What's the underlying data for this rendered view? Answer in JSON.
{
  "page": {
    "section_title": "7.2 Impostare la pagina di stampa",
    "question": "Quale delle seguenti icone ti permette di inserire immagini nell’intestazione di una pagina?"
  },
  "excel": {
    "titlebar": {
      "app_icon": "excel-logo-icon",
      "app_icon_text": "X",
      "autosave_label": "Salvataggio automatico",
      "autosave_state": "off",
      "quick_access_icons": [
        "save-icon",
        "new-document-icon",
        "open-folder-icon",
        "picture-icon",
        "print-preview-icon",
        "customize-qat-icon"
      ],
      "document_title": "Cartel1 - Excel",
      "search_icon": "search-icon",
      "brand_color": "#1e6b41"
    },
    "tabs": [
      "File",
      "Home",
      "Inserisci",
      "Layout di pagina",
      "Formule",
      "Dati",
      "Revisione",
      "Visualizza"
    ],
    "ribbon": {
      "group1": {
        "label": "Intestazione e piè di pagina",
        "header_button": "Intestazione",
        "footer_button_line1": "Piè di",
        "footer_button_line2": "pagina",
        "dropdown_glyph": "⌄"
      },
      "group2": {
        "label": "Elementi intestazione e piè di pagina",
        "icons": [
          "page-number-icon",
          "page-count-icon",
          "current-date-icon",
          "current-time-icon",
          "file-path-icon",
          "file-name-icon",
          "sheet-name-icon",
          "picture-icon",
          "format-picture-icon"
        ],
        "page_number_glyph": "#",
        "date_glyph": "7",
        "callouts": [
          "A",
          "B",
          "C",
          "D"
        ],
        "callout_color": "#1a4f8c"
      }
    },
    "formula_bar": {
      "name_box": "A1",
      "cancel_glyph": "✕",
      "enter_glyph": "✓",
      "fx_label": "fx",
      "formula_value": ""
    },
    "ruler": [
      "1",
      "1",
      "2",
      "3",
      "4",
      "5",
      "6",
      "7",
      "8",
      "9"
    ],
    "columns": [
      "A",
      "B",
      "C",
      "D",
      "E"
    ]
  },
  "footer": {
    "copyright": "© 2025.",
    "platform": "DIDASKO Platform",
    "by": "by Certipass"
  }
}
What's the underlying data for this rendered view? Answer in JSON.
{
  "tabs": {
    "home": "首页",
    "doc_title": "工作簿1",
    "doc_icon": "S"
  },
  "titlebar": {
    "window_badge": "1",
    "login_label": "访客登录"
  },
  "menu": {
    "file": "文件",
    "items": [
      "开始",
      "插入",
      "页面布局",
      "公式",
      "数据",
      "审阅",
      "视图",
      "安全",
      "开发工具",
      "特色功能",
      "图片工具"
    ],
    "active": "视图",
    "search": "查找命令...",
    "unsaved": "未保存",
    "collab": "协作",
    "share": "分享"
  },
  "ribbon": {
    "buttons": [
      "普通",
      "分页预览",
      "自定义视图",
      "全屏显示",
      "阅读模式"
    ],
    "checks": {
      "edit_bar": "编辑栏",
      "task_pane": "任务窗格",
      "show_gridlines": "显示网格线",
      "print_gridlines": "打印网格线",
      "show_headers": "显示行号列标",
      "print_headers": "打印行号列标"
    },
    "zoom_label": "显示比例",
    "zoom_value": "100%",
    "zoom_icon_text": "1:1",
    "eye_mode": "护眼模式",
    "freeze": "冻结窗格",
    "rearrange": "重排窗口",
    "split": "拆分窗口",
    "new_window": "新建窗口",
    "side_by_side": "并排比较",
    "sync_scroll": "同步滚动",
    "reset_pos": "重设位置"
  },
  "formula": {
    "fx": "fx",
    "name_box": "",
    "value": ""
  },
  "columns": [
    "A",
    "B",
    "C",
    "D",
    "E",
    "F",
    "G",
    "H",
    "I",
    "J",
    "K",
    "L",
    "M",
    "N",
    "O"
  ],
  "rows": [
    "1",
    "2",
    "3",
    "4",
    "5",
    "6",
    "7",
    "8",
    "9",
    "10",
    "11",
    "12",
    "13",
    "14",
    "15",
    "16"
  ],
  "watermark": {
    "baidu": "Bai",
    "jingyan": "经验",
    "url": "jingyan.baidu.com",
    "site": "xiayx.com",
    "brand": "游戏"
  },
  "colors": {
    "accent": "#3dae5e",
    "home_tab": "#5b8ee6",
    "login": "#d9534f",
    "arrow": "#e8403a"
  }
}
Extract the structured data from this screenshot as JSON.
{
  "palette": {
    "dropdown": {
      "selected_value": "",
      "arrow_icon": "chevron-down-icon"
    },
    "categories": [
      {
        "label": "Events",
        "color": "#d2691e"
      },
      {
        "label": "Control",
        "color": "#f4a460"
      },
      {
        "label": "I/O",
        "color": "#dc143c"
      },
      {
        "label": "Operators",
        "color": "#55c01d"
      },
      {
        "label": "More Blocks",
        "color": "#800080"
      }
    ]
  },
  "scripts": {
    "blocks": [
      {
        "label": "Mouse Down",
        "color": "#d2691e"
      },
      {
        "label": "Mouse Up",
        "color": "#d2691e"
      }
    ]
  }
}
◇ ◇ ◇
> Task directions: Pull every line containing the word "current" out of the entries above.

> Answer in full:
          "current-date-icon",
          "current-time-icon",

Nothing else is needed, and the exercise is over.